begin EXTRACTED ENTRIES

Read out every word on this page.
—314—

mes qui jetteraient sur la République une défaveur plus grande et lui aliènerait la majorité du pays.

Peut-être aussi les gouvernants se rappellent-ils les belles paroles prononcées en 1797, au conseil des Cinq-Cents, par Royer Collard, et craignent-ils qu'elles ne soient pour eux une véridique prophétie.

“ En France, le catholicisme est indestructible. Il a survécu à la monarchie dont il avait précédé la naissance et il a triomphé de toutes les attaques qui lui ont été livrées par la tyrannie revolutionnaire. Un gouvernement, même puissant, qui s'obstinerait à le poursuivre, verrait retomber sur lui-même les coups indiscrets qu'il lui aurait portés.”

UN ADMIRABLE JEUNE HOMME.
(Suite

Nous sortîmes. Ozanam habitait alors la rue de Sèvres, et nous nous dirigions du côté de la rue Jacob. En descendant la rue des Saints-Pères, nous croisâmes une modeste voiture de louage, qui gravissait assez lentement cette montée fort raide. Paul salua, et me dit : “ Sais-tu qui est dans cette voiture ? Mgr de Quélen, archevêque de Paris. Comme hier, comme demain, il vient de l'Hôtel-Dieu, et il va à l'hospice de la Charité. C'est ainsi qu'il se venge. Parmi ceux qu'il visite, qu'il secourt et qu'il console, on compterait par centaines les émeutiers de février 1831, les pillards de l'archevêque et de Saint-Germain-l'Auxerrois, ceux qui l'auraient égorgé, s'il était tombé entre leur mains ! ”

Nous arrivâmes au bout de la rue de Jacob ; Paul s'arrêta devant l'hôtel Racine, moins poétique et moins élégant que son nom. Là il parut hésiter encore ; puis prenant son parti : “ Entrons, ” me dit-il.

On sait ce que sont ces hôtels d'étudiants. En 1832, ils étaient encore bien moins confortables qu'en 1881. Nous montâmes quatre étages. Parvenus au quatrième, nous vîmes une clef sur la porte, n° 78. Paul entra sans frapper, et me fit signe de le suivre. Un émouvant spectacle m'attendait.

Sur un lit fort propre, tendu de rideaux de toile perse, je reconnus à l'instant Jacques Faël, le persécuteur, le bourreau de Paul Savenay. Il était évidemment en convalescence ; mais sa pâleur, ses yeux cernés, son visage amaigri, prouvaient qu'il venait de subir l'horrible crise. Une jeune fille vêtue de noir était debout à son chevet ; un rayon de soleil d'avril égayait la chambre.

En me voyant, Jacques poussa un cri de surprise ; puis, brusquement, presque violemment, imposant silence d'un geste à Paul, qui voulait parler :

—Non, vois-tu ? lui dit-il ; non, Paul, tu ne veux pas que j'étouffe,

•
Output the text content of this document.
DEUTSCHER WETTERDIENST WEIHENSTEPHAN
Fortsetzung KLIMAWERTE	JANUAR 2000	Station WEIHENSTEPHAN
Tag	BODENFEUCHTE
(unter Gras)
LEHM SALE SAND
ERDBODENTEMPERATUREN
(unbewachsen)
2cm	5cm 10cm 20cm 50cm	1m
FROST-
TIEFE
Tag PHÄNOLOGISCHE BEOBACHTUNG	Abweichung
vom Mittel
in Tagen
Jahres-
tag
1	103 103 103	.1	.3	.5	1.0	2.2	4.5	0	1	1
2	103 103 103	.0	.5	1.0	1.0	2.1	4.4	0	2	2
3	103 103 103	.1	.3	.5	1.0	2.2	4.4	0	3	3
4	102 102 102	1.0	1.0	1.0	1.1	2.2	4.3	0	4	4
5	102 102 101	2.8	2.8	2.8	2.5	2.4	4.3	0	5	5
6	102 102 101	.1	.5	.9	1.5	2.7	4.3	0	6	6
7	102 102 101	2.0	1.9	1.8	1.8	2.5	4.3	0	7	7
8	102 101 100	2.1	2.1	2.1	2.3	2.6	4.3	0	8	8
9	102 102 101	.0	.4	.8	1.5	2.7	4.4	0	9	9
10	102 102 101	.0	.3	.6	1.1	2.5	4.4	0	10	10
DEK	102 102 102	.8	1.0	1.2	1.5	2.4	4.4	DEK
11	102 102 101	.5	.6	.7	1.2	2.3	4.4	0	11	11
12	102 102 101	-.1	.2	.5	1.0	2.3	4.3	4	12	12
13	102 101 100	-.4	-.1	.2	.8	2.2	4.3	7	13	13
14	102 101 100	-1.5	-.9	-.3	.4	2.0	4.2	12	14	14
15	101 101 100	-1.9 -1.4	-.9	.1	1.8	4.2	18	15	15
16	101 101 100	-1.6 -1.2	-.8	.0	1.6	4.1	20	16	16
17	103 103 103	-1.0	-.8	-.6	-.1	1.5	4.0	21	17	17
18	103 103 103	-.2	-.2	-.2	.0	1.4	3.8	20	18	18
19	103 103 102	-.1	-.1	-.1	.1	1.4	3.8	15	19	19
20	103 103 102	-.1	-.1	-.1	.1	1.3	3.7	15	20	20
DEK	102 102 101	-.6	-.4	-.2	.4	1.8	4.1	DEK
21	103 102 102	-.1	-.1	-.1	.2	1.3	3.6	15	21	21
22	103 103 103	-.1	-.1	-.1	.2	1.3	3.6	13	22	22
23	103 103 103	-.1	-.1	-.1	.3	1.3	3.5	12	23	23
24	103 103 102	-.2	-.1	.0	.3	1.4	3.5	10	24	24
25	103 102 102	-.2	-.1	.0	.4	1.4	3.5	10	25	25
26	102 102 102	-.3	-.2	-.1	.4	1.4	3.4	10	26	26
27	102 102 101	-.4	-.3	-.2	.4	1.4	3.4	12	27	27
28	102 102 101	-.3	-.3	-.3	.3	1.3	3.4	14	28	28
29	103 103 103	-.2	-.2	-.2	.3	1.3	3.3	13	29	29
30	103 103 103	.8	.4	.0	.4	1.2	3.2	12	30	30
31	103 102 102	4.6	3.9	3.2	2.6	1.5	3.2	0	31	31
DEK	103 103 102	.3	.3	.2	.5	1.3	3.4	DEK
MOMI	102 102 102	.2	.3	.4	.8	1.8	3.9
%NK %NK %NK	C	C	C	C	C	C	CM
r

end EXTRACTED ENTRIES

◆ DO THIS ◆
Spot every line that holds "Jacob" and copy it.

◆ RESULT ◆
Nous sortîmes. Ozanam habitait alors la rue de Sèvres, et nous nous dirigions du côté de la rue Jacob. En descendant la rue des Saints-Pères, nous croisâmes une modeste voiture de louage, qui gravissait assez lentement cette montée fort raide. Paul salua, et me dit : “ Sais-tu qui est dans cette voiture ? Mgr de Quélen, archevêque de Paris. Comme hier, comme demain, il vient de l'Hôtel-Dieu, et il va à l'hospice de la Charité. C'est ainsi qu'il se venge. Parmi ceux qu'il visite, qu'il secourt et qu'il console, on compterait par centaines les émeutiers de février 1831, les pillards de l'archevêque et de Saint-Germain-l'Auxerrois, ceux qui l'auraient égorgé, s'il était tombé entre leur mains ! ”
Nous arrivâmes au bout de la rue de Jacob ; Paul s'arrêta devant l'hôtel Racine, moins poétique et moins élégant que son nom. Là il parut hésiter encore ; puis prenant son parti : “ Entrons, ” me dit-il.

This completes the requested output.